### Prompt:
Copy out all the records, word for word.

[Data listing]
◆ ◆ ◆ ◆ ◆

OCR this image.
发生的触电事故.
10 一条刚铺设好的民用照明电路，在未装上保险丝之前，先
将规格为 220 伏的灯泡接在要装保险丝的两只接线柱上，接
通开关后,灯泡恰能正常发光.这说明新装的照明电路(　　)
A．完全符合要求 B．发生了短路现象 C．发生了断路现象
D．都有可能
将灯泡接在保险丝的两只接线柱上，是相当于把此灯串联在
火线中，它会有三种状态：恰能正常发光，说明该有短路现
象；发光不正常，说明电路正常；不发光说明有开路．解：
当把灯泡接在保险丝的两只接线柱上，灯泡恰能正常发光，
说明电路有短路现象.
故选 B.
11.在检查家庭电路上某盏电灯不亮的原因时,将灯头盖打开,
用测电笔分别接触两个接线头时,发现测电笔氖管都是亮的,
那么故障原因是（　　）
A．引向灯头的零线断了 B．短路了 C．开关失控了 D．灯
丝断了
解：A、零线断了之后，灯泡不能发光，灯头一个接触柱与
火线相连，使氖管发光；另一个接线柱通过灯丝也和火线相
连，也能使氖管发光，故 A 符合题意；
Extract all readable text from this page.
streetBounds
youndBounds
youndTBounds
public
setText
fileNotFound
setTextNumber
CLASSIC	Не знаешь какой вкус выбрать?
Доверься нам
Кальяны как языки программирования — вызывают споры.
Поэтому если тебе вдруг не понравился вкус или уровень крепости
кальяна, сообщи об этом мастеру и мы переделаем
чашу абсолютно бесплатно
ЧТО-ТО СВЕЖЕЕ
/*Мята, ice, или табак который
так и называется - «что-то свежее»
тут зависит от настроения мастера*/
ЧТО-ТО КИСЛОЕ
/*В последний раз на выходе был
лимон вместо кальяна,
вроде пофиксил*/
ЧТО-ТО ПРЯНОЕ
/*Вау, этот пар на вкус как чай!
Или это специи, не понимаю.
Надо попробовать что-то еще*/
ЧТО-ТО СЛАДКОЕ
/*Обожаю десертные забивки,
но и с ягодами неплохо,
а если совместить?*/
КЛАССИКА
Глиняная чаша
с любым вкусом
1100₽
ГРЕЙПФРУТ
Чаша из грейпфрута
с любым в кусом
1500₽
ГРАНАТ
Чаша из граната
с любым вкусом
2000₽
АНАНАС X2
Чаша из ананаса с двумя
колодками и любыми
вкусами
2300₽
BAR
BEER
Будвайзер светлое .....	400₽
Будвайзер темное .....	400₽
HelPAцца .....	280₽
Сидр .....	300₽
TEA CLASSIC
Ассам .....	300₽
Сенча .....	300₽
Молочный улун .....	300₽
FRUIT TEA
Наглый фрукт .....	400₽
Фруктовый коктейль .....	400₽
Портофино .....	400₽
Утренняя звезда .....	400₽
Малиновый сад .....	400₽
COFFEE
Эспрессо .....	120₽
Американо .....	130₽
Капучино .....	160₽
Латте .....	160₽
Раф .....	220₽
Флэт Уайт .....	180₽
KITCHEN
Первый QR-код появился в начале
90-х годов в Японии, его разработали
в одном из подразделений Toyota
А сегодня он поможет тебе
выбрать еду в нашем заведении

◆ ◆ ◆ ◆ ◆

### Exercise solution:
OCR this image.
发生的触电事故.
10 一条刚铺设好的民用照明电路，在未装上保险丝之前，先
将规格为 220 伏的灯泡接在要装保险丝的两只接线柱上，接
通开关后,灯泡恰能正常发光.这说明新装的照明电路(　　)
A．完全符合要求 B．发生了短路现象 C．发生了断路现象
D．都有可能
将灯泡接在保险丝的两只接线柱上，是相当于把此灯串联在
火线中，它会有三种状态：恰能正常发光，说明该有短路现
象；发光不正常，说明电路正常；不发光说明有开路．解：
当把灯泡接在保险丝的两只接线柱上，灯泡恰能正常发光，
说明电路有短路现象.
故选 B.
11.在检查家庭电路上某盏电灯不亮的原因时,将灯头盖打开,
用测电笔分别接触两个接线头时,发现测电笔氖管都是亮的,
那么故障原因是（　　）
A．引向灯头的零线断了 B．短路了 C．开关失控了 D．灯
丝断了
解：A、零线断了之后，灯泡不能发光，灯头一个接触柱与
火线相连，使氖管发光；另一个接线柱通过灯丝也和火线相
连，也能使氖管发光，故 A 符合题意；
Extract all readable text from this page.
streetBounds
youndBounds
youndTBounds
public
setText
fileNotFound
setTextNumber
CLASSIC	Не знаешь какой вкус выбрать?
Доверься нам
Кальяны как языки программирования — вызывают споры.
Поэтому если тебе вдруг не понравился вкус или уровень крепости
кальяна, сообщи об этом мастеру и мы переделаем
чашу абсолютно бесплатно
ЧТО-ТО СВЕЖЕЕ
/*Мята, ice, или табак который
так и называется - «что-то свежее»
тут зависит от настроения мастера*/
ЧТО-ТО КИСЛОЕ
/*В последний раз на выходе был
лимон вместо кальяна,
вроде пофиксил*/
ЧТО-ТО ПРЯНОЕ
/*Вау, этот пар на вкус как чай!
Или это специи, не понимаю.
Надо попробовать что-то еще*/
ЧТО-ТО СЛАДКОЕ
/*Обожаю десертные забивки,
но и с ягодами неплохо,
а если совместить?*/
КЛАССИКА
Глиняная чаша
с любым вкусом
1100₽
ГРЕЙПФРУТ
Чаша из грейпфрута
с любым в кусом
1500₽
ГРАНАТ
Чаша из граната
с любым вкусом
2000₽
АНАНАС X2
Чаша из ананаса с двумя
колодками и любыми
вкусами
2300₽
BAR
BEER
Будвайзер светлое .....	400₽
Будвайзер темное .....	400₽
HelPAцца .....	280₽
Сидр .....	300₽
TEA CLASSIC
Ассам .....	300₽
Сенча .....	300₽
Молочный улун .....	300₽
FRUIT TEA
Наглый фрукт .....	400₽
Фруктовый коктейль .....	400₽
Портофино .....	400₽
Утренняя звезда .....	400₽
Малиновый сад .....	400₽
COFFEE
Эспрессо .....	120₽
Американо .....	130₽
Капучино .....	160₽
Латте .....	160₽
Раф .....	220₽
Флэт Уайт .....	180₽
KITCHEN
Первый QR-код появился в начале
90-х годов в Японии, его разработали
в одном из подразделений Toyota
А сегодня он поможет тебе
выбрать еду в нашем заведении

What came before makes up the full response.